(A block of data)
§

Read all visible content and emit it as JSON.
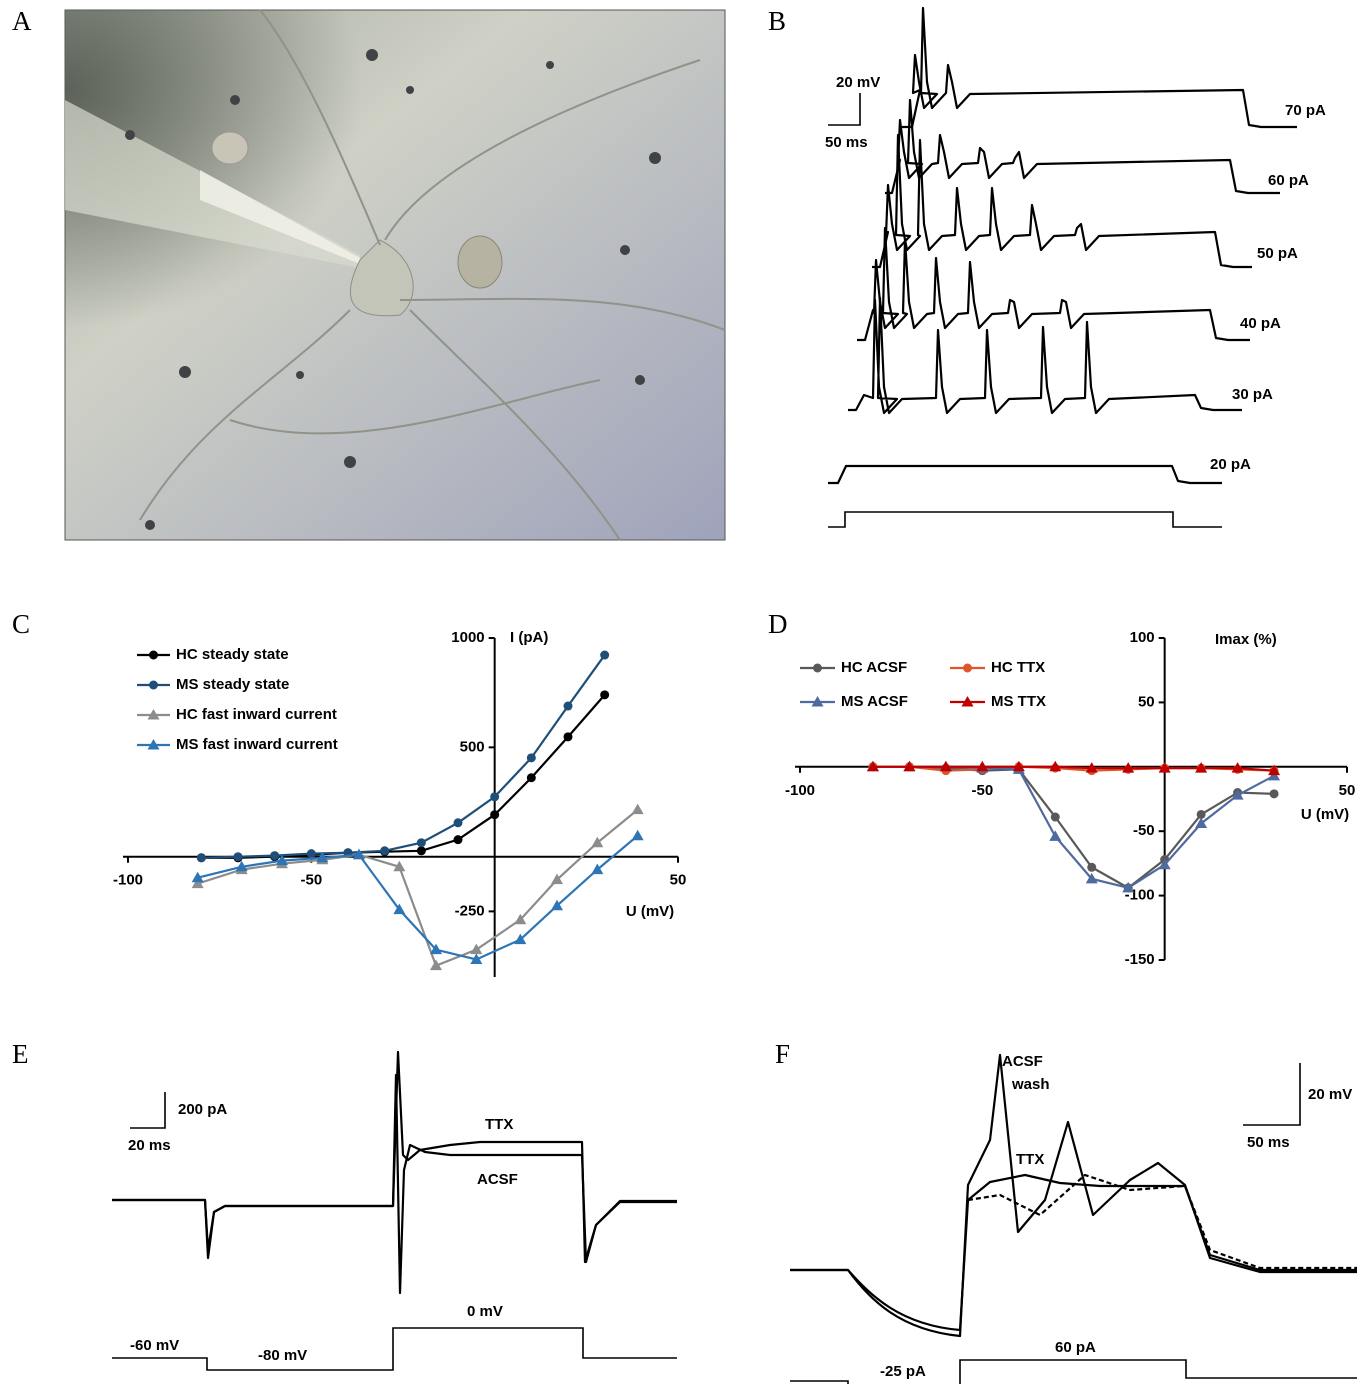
{
  "panel_labels": [
    "A",
    "B",
    "C",
    "D",
    "E",
    "F"
  ],
  "panel_b": {
    "scale_v": "20 mV",
    "scale_t": "50 ms",
    "traces": [
      "70 pA",
      "60 pA",
      "50 pA",
      "40 pA",
      "30 pA",
      "20 pA"
    ]
  },
  "chart_data": [
    {
      "type": "line",
      "x_label": "U (mV)",
      "y_label": "I (pA)",
      "xlim": [
        -100,
        50
      ],
      "ylim": [
        -550,
        1000
      ],
      "xticks": [
        -100,
        -50,
        50
      ],
      "yticks": [
        -250,
        500,
        1000
      ],
      "series": [
        {
          "name": "HC steady state",
          "color": "#000000",
          "marker": "circle",
          "x": [
            -80,
            -70,
            -60,
            -50,
            -40,
            -30,
            -20,
            -10,
            0,
            10,
            20,
            30
          ],
          "values": [
            -5,
            -5,
            0,
            9,
            18,
            23,
            27,
            78,
            192,
            361,
            548,
            740
          ]
        },
        {
          "name": "MS steady state",
          "color": "#1f4e79",
          "marker": "circle",
          "x": [
            -80,
            -70,
            -60,
            -50,
            -40,
            -30,
            -20,
            -10,
            0,
            10,
            20,
            30
          ],
          "values": [
            -5,
            0,
            5,
            14,
            18,
            27,
            64,
            155,
            274,
            452,
            689,
            922
          ]
        },
        {
          "name": "HC fast inward current",
          "color": "#8c8c8c",
          "marker": "triangle",
          "x": [
            -81,
            -69,
            -58,
            -47,
            -37,
            -26,
            -16,
            -5,
            7,
            17,
            28,
            39
          ],
          "values": [
            -123,
            -59,
            -32,
            -14,
            9,
            -46,
            -498,
            -425,
            -288,
            -105,
            64,
            215
          ]
        },
        {
          "name": "MS fast inward current",
          "color": "#2e75b6",
          "marker": "triangle",
          "x": [
            -81,
            -69,
            -58,
            -47,
            -37,
            -26,
            -16,
            -5,
            7,
            17,
            28,
            39
          ],
          "values": [
            -96,
            -46,
            -18,
            -5,
            9,
            -242,
            -425,
            -470,
            -379,
            -224,
            -59,
            96
          ]
        }
      ]
    },
    {
      "type": "line",
      "x_label": "U (mV)",
      "y_label": "Imax (%)",
      "xlim": [
        -100,
        50
      ],
      "ylim": [
        -150,
        100
      ],
      "xticks": [
        -100,
        -50,
        50
      ],
      "yticks": [
        -150,
        -100,
        -50,
        50,
        100
      ],
      "x": [
        -80,
        -70,
        -60,
        -50,
        -40,
        -30,
        -20,
        -10,
        0,
        10,
        20,
        30
      ],
      "series": [
        {
          "name": "HC ACSF",
          "color": "#595959",
          "marker": "circle",
          "values": [
            0,
            0,
            -1,
            -3,
            -2,
            -39,
            -78,
            -94,
            -72,
            -37,
            -20,
            -21
          ]
        },
        {
          "name": "HC TTX",
          "color": "#e0562b",
          "marker": "circle",
          "values": [
            0,
            0,
            -3,
            -2,
            0,
            -1,
            -3,
            -2,
            -1,
            -1,
            -2,
            -3
          ]
        },
        {
          "name": "MS ACSF",
          "color": "#4f6a9e",
          "marker": "triangle",
          "values": [
            0,
            0,
            0,
            -1,
            -2,
            -54,
            -87,
            -94,
            -76,
            -44,
            -22,
            -7
          ]
        },
        {
          "name": "MS TTX",
          "color": "#c00000",
          "marker": "triangle",
          "values": [
            0,
            0,
            0,
            0,
            0,
            0,
            -1,
            -1,
            -1,
            -1,
            -1,
            -3
          ]
        }
      ]
    }
  ],
  "panel_e": {
    "scale_i": "200 pA",
    "scale_t": "20 ms",
    "ttx": "TTX",
    "acsf": "ACSF",
    "steps": [
      "-60 mV",
      "-80 mV",
      "0 mV"
    ]
  },
  "panel_f": {
    "acsf": "ACSF",
    "wash": "wash",
    "ttx": "TTX",
    "scale_v": "20 mV",
    "scale_t": "50 ms",
    "steps": [
      "-25 pA",
      "60 pA"
    ]
  }
}
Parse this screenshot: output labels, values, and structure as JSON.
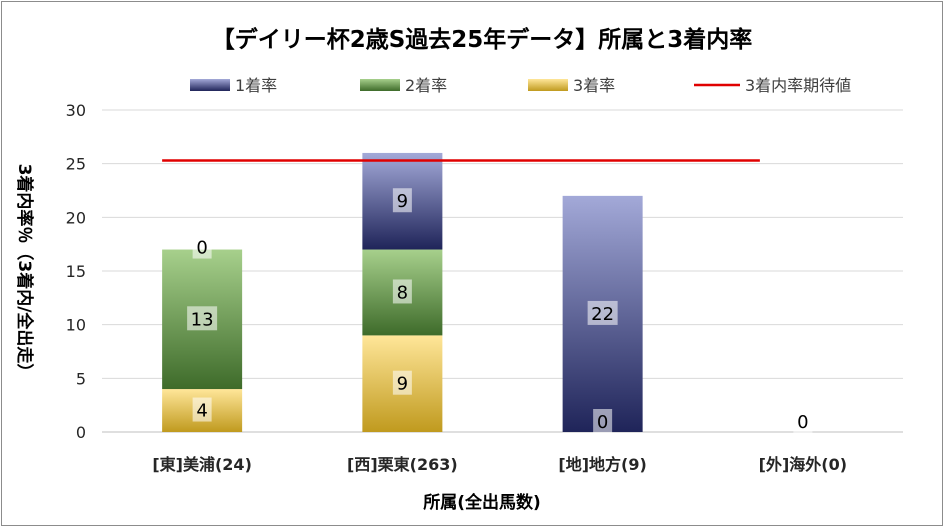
{
  "chart_data": {
    "type": "bar",
    "stacked": true,
    "title": "【デイリー杯2歳S過去25年データ】所属と3着内率",
    "xlabel": "所属(全出馬数)",
    "ylabel": "3着内率％（3着内/全出走）",
    "ylim": [
      0,
      30
    ],
    "yticks": [
      0,
      5,
      10,
      15,
      20,
      25,
      30
    ],
    "grid": true,
    "legend_position": "top",
    "categories": [
      "[東]美浦(24)",
      "[西]栗東(263)",
      "[地]地方(9)",
      "[外]海外(0)"
    ],
    "series": [
      {
        "name": "1着率",
        "values": [
          0,
          9,
          22,
          0
        ],
        "labels": [
          "",
          "9",
          "22",
          "0"
        ],
        "color_top": "#a3a9d8",
        "color_bottom": "#1f2459"
      },
      {
        "name": "2着率",
        "values": [
          13,
          8,
          0,
          0
        ],
        "labels": [
          "13",
          "8",
          "0",
          ""
        ],
        "color_top": "#a7d08c",
        "color_bottom": "#3e6b2a"
      },
      {
        "name": "3着率",
        "values": [
          4,
          9,
          0,
          0
        ],
        "labels": [
          "4",
          "9",
          "",
          ""
        ],
        "color_top": "#ffe699",
        "color_bottom": "#c09a1e"
      }
    ],
    "top_labels": [
      "0",
      "",
      "",
      ""
    ],
    "reference_line": {
      "name": "3着内率期待値",
      "value": 25.3,
      "color": "#e00000"
    }
  }
}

§

- **Work required**:
Pictures in the data above should not be copied; transcribe everything else exactly.

- **Worked answer**:
Read all visible content and emit it as JSON.
{
  "panel_labels": [
    "A",
    "B",
    "C",
    "D",
    "E",
    "F"
  ],
  "panel_b": {
    "scale_v": "20 mV",
    "scale_t": "50 ms",
    "traces": [
      "70 pA",
      "60 pA",
      "50 pA",
      "40 pA",
      "30 pA",
      "20 pA"
    ]
  },
  "chart_data": [
    {
      "type": "line",
      "x_label": "U (mV)",
      "y_label": "I (pA)",
      "xlim": [
        -100,
        50
      ],
      "ylim": [
        -550,
        1000
      ],
      "xticks": [
        -100,
        -50,
        50
      ],
      "yticks": [
        -250,
        500,
        1000
      ],
      "series": [
        {
          "name": "HC steady state",
          "color": "#000000",
          "marker": "circle",
          "x": [
            -80,
            -70,
            -60,
            -50,
            -40,
            -30,
            -20,
            -10,
            0,
            10,
            20,
            30
          ],
          "values": [
            -5,
            -5,
            0,
            9,
            18,
            23,
            27,
            78,
            192,
            361,
            548,
            740
          ]
        },
        {
          "name": "MS steady state",
          "color": "#1f4e79",
          "marker": "circle",
          "x": [
            -80,
            -70,
            -60,
            -50,
            -40,
            -30,
            -20,
            -10,
            0,
            10,
            20,
            30
          ],
          "values": [
            -5,
            0,
            5,
            14,
            18,
            27,
            64,
            155,
            274,
            452,
            689,
            922
          ]
        },
        {
          "name": "HC fast inward current",
          "color": "#8c8c8c",
          "marker": "triangle",
          "x": [
            -81,
            -69,
            -58,
            -47,
            -37,
            -26,
            -16,
            -5,
            7,
            17,
            28,
            39
          ],
          "values": [
            -123,
            -59,
            -32,
            -14,
            9,
            -46,
            -498,
            -425,
            -288,
            -105,
            64,
            215
          ]
        },
        {
          "name": "MS fast inward current",
          "color": "#2e75b6",
          "marker": "triangle",
          "x": [
            -81,
            -69,
            -58,
            -47,
            -37,
            -26,
            -16,
            -5,
            7,
            17,
            28,
            39
          ],
          "values": [
            -96,
            -46,
            -18,
            -5,
            9,
            -242,
            -425,
            -470,
            -379,
            -224,
            -59,
            96
          ]
        }
      ]
    },
    {
      "type": "line",
      "x_label": "U (mV)",
      "y_label": "Imax (%)",
      "xlim": [
        -100,
        50
      ],
      "ylim": [
        -150,
        100
      ],
      "xticks": [
        -100,
        -50,
        50
      ],
      "yticks": [
        -150,
        -100,
        -50,
        50,
        100
      ],
      "x": [
        -80,
        -70,
        -60,
        -50,
        -40,
        -30,
        -20,
        -10,
        0,
        10,
        20,
        30
      ],
      "series": [
        {
          "name": "HC ACSF",
          "color": "#595959",
          "marker": "circle",
          "values": [
            0,
            0,
            -1,
            -3,
            -2,
            -39,
            -78,
            -94,
            -72,
            -37,
            -20,
            -21
          ]
        },
        {
          "name": "HC TTX",
          "color": "#e0562b",
          "marker": "circle",
          "values": [
            0,
            0,
            -3,
            -2,
            0,
            -1,
            -3,
            -2,
            -1,
            -1,
            -2,
            -3
          ]
        },
        {
          "name": "MS ACSF",
          "color": "#4f6a9e",
          "marker": "triangle",
          "values": [
            0,
            0,
            0,
            -1,
            -2,
            -54,
            -87,
            -94,
            -76,
            -44,
            -22,
            -7
          ]
        },
        {
          "name": "MS TTX",
          "color": "#c00000",
          "marker": "triangle",
          "values": [
            0,
            0,
            0,
            0,
            0,
            0,
            -1,
            -1,
            -1,
            -1,
            -1,
            -3
          ]
        }
      ]
    }
  ],
  "panel_e": {
    "scale_i": "200 pA",
    "scale_t": "20 ms",
    "ttx": "TTX",
    "acsf": "ACSF",
    "steps": [
      "-60 mV",
      "-80 mV",
      "0 mV"
    ]
  },
  "panel_f": {
    "acsf": "ACSF",
    "wash": "wash",
    "ttx": "TTX",
    "scale_v": "20 mV",
    "scale_t": "50 ms",
    "steps": [
      "-25 pA",
      "60 pA"
    ]
  }
}
Parse this screenshot: output labels, values, and structure as JSON.
{
  "chart_data": {
    "type": "bar",
    "stacked": true,
    "title": "【デイリー杯2歳S過去25年データ】所属と3着内率",
    "xlabel": "所属(全出馬数)",
    "ylabel": "3着内率％（3着内/全出走）",
    "ylim": [
      0,
      30
    ],
    "yticks": [
      0,
      5,
      10,
      15,
      20,
      25,
      30
    ],
    "grid": true,
    "legend_position": "top",
    "categories": [
      "[東]美浦(24)",
      "[西]栗東(263)",
      "[地]地方(9)",
      "[外]海外(0)"
    ],
    "series": [
      {
        "name": "1着率",
        "values": [
          0,
          9,
          22,
          0
        ],
        "labels": [
          "",
          "9",
          "22",
          "0"
        ],
        "color_top": "#a3a9d8",
        "color_bottom": "#1f2459"
      },
      {
        "name": "2着率",
        "values": [
          13,
          8,
          0,
          0
        ],
        "labels": [
          "13",
          "8",
          "0",
          ""
        ],
        "color_top": "#a7d08c",
        "color_bottom": "#3e6b2a"
      },
      {
        "name": "3着率",
        "values": [
          4,
          9,
          0,
          0
        ],
        "labels": [
          "4",
          "9",
          "",
          ""
        ],
        "color_top": "#ffe699",
        "color_bottom": "#c09a1e"
      }
    ],
    "top_labels": [
      "0",
      "",
      "",
      ""
    ],
    "reference_line": {
      "name": "3着内率期待値",
      "value": 25.3,
      "color": "#e00000"
    }
  }
}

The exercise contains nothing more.